To be done ::
Output all lines exactly.

Data provided ::
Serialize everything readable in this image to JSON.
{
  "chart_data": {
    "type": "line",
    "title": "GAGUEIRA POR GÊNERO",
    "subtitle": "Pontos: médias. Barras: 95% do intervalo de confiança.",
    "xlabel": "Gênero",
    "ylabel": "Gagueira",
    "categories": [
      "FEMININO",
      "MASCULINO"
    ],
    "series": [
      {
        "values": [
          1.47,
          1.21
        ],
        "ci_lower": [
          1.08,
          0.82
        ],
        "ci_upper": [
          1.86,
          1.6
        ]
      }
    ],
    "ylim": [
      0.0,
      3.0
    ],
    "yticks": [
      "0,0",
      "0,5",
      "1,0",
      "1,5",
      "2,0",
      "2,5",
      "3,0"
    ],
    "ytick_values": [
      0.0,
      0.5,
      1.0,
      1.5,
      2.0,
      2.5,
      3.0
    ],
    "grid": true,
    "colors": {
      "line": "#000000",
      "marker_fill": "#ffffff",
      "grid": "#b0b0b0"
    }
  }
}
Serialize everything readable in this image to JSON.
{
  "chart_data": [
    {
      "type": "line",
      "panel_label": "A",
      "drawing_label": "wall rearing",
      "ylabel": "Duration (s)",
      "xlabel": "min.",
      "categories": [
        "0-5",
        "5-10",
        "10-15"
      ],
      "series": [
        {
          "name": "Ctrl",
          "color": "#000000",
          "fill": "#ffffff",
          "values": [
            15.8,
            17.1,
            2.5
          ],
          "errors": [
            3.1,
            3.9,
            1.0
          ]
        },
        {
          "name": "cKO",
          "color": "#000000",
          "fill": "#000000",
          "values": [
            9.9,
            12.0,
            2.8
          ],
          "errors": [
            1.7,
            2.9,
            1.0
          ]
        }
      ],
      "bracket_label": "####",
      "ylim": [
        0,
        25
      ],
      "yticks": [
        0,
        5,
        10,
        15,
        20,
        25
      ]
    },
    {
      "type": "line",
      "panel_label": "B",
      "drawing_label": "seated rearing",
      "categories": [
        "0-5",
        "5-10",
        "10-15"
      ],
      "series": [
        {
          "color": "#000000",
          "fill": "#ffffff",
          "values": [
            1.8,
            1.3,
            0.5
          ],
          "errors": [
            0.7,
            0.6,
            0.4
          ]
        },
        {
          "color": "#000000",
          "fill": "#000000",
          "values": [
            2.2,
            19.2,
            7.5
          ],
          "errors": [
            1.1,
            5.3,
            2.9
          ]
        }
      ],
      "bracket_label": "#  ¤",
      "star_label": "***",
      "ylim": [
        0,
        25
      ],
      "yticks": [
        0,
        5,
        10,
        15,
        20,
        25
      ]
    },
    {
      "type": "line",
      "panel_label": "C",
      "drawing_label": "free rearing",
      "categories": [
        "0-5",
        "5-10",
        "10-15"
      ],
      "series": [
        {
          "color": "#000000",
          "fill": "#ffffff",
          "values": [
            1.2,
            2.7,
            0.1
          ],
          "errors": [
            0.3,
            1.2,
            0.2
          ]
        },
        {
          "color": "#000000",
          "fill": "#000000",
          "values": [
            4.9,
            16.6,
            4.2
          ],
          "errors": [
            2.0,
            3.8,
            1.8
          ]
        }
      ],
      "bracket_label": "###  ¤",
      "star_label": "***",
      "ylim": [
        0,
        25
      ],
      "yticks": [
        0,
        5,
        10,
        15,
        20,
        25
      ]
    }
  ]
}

Solved problem ::
Serialize everything readable in this image to JSON.
{
  "chart_data": {
    "type": "line",
    "title": "GAGUEIRA POR GÊNERO",
    "subtitle": "Pontos: médias. Barras: 95% do intervalo de confiança.",
    "xlabel": "Gênero",
    "ylabel": "Gagueira",
    "categories": [
      "FEMININO",
      "MASCULINO"
    ],
    "series": [
      {
        "values": [
          1.47,
          1.21
        ],
        "ci_lower": [
          1.08,
          0.82
        ],
        "ci_upper": [
          1.86,
          1.6
        ]
      }
    ],
    "ylim": [
      0.0,
      3.0
    ],
    "yticks": [
      "0,0",
      "0,5",
      "1,0",
      "1,5",
      "2,0",
      "2,5",
      "3,0"
    ],
    "ytick_values": [
      0.0,
      0.5,
      1.0,
      1.5,
      2.0,
      2.5,
      3.0
    ],
    "grid": true,
    "colors": {
      "line": "#000000",
      "marker_fill": "#ffffff",
      "grid": "#b0b0b0"
    }
  }
}
Serialize everything readable in this image to JSON.
{
  "chart_data": [
    {
      "type": "line",
      "panel_label": "A",
      "drawing_label": "wall rearing",
      "ylabel": "Duration (s)",
      "xlabel": "min.",
      "categories": [
        "0-5",
        "5-10",
        "10-15"
      ],
      "series": [
        {
          "name": "Ctrl",
          "color": "#000000",
          "fill": "#ffffff",
          "values": [
            15.8,
            17.1,
            2.5
          ],
          "errors": [
            3.1,
            3.9,
            1.0
          ]
        },
        {
          "name": "cKO",
          "color": "#000000",
          "fill": "#000000",
          "values": [
            9.9,
            12.0,
            2.8
          ],
          "errors": [
            1.7,
            2.9,
            1.0
          ]
        }
      ],
      "bracket_label": "####",
      "ylim": [
        0,
        25
      ],
      "yticks": [
        0,
        5,
        10,
        15,
        20,
        25
      ]
    },
    {
      "type": "line",
      "panel_label": "B",
      "drawing_label": "seated rearing",
      "categories": [
        "0-5",
        "5-10",
        "10-15"
      ],
      "series": [
        {
          "color": "#000000",
          "fill": "#ffffff",
          "values": [
            1.8,
            1.3,
            0.5
          ],
          "errors": [
            0.7,
            0.6,
            0.4
          ]
        },
        {
          "color": "#000000",
          "fill": "#000000",
          "values": [
            2.2,
            19.2,
            7.5
          ],
          "errors": [
            1.1,
            5.3,
            2.9
          ]
        }
      ],
      "bracket_label": "#  ¤",
      "star_label": "***",
      "ylim": [
        0,
        25
      ],
      "yticks": [
        0,
        5,
        10,
        15,
        20,
        25
      ]
    },
    {
      "type": "line",
      "panel_label": "C",
      "drawing_label": "free rearing",
      "categories": [
        "0-5",
        "5-10",
        "10-15"
      ],
      "series": [
        {
          "color": "#000000",
          "fill": "#ffffff",
          "values": [
            1.2,
            2.7,
            0.1
          ],
          "errors": [
            0.3,
            1.2,
            0.2
          ]
        },
        {
          "color": "#000000",
          "fill": "#000000",
          "values": [
            4.9,
            16.6,
            4.2
          ],
          "errors": [
            2.0,
            3.8,
            1.8
          ]
        }
      ],
      "bracket_label": "###  ¤",
      "star_label": "***",
      "ylim": [
        0,
        25
      ],
      "yticks": [
        0,
        5,
        10,
        15,
        20,
        25
      ]
    }
  ]
}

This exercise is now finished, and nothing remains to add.